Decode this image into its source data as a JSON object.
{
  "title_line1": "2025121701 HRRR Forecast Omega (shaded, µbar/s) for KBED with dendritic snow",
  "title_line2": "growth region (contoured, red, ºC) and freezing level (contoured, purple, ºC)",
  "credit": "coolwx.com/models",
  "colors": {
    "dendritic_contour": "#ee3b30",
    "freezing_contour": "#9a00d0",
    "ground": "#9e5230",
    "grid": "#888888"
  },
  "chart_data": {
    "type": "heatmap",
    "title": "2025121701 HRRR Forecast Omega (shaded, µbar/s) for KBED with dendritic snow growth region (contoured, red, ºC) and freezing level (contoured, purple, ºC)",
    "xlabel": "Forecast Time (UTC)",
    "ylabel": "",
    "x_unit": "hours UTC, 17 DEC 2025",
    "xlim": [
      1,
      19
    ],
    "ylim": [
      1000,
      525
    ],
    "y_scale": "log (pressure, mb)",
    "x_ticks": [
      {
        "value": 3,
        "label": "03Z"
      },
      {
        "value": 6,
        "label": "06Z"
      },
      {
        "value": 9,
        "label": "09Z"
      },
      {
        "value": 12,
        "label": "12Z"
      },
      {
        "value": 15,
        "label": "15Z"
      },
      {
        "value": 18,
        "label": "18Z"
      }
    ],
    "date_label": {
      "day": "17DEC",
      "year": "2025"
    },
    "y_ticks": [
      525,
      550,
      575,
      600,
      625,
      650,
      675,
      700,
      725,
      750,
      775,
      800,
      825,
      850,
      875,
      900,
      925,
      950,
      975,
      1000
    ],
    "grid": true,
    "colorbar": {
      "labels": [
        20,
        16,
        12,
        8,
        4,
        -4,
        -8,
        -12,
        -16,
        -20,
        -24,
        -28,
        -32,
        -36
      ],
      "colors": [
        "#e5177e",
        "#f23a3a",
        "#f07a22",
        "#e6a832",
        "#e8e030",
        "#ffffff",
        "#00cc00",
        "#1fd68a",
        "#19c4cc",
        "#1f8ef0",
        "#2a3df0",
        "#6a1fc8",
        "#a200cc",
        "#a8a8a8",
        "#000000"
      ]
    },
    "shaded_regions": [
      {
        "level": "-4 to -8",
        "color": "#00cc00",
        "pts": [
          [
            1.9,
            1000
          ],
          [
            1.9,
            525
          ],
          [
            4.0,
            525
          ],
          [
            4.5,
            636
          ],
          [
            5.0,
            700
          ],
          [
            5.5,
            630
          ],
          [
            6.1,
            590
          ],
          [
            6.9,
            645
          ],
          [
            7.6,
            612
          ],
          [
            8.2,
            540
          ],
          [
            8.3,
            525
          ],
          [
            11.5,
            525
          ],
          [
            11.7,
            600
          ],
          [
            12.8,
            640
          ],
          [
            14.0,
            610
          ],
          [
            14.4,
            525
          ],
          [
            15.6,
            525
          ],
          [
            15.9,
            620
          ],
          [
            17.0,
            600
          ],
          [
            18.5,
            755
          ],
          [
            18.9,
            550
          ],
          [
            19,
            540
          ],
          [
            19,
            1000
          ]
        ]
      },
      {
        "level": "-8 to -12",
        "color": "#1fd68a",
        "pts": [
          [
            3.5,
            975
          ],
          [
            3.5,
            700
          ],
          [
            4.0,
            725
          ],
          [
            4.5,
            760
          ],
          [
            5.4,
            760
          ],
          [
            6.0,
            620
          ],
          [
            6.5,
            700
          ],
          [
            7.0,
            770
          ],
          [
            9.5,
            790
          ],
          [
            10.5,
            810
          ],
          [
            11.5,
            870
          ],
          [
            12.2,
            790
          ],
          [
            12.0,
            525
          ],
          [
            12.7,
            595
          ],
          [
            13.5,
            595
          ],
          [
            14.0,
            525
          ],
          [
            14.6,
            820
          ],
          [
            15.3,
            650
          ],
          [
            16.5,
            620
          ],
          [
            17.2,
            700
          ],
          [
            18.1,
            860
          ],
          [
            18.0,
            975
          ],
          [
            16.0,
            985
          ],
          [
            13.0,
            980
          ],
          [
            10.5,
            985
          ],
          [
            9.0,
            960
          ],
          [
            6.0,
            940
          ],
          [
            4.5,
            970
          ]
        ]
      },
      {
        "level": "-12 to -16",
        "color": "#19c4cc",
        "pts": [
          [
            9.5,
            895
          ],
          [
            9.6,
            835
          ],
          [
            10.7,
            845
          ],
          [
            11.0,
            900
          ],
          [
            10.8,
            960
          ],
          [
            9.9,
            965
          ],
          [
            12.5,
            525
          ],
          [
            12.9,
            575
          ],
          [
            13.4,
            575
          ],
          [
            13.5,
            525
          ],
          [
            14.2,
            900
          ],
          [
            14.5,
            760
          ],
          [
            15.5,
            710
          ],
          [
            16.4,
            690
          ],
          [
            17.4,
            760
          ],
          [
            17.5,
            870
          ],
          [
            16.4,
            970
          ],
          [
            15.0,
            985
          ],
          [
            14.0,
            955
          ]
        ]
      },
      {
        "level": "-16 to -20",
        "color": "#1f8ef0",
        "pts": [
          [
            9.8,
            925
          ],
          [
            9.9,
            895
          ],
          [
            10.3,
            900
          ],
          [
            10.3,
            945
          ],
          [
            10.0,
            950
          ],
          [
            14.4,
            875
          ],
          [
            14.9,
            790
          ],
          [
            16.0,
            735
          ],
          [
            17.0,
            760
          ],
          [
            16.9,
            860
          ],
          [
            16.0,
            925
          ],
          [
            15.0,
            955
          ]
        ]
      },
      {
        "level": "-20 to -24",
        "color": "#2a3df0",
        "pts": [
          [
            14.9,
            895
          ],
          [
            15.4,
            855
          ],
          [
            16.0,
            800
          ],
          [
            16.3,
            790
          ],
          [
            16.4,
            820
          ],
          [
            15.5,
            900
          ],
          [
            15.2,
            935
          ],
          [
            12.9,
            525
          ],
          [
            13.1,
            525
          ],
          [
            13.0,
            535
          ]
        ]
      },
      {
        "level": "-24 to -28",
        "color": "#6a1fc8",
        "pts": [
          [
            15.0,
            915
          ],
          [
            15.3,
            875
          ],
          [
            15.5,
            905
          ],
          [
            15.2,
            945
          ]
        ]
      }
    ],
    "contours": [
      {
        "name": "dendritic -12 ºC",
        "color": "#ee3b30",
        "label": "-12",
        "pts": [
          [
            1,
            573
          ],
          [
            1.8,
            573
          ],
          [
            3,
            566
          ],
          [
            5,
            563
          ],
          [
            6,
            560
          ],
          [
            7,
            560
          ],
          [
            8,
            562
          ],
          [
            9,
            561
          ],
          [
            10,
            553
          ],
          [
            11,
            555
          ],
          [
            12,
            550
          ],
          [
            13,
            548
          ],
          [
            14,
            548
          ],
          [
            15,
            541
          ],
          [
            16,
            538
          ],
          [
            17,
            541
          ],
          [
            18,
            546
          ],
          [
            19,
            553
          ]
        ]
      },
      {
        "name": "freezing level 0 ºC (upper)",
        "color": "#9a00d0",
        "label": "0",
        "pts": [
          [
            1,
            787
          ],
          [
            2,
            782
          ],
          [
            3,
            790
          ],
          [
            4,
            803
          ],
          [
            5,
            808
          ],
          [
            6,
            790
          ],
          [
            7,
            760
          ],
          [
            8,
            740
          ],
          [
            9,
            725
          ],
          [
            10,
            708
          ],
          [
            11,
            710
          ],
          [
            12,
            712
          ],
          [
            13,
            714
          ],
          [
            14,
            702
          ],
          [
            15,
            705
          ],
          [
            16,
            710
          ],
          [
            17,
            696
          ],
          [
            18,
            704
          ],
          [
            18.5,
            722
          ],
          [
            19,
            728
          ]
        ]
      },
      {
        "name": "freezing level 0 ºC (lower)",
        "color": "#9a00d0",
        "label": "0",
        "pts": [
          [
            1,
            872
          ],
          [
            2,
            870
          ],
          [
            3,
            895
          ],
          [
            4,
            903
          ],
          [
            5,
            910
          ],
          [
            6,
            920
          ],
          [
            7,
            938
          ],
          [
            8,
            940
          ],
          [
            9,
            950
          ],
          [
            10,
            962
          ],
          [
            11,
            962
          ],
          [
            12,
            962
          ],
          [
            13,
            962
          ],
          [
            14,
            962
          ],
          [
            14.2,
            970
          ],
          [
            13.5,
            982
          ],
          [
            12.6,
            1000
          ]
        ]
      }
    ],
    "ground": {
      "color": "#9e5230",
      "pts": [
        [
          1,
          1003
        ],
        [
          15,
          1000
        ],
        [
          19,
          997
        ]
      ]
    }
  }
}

________

● **Work required**
Isolate the lines above that contain the word "level" and copy them.

● **Task solution**
  "title_line2": "growth region (contoured, red, ºC) and freezing level (contoured, purple, ºC)",
    "title": "2025121701 HRRR Forecast Omega (shaded, µbar/s) for KBED with dendritic snow growth region (contoured, red, ºC) and freezing level (contoured, purple, ºC)",
        "level": "-4 to -8",
        "level": "-8 to -12",
        "level": "-12 to -16",
        "level": "-16 to -20",
        "level": "-20 to -24",
        "level": "-24 to -28",
        "name": "freezing level 0 ºC (upper)",
        "name": "freezing level 0 ºC (lower)",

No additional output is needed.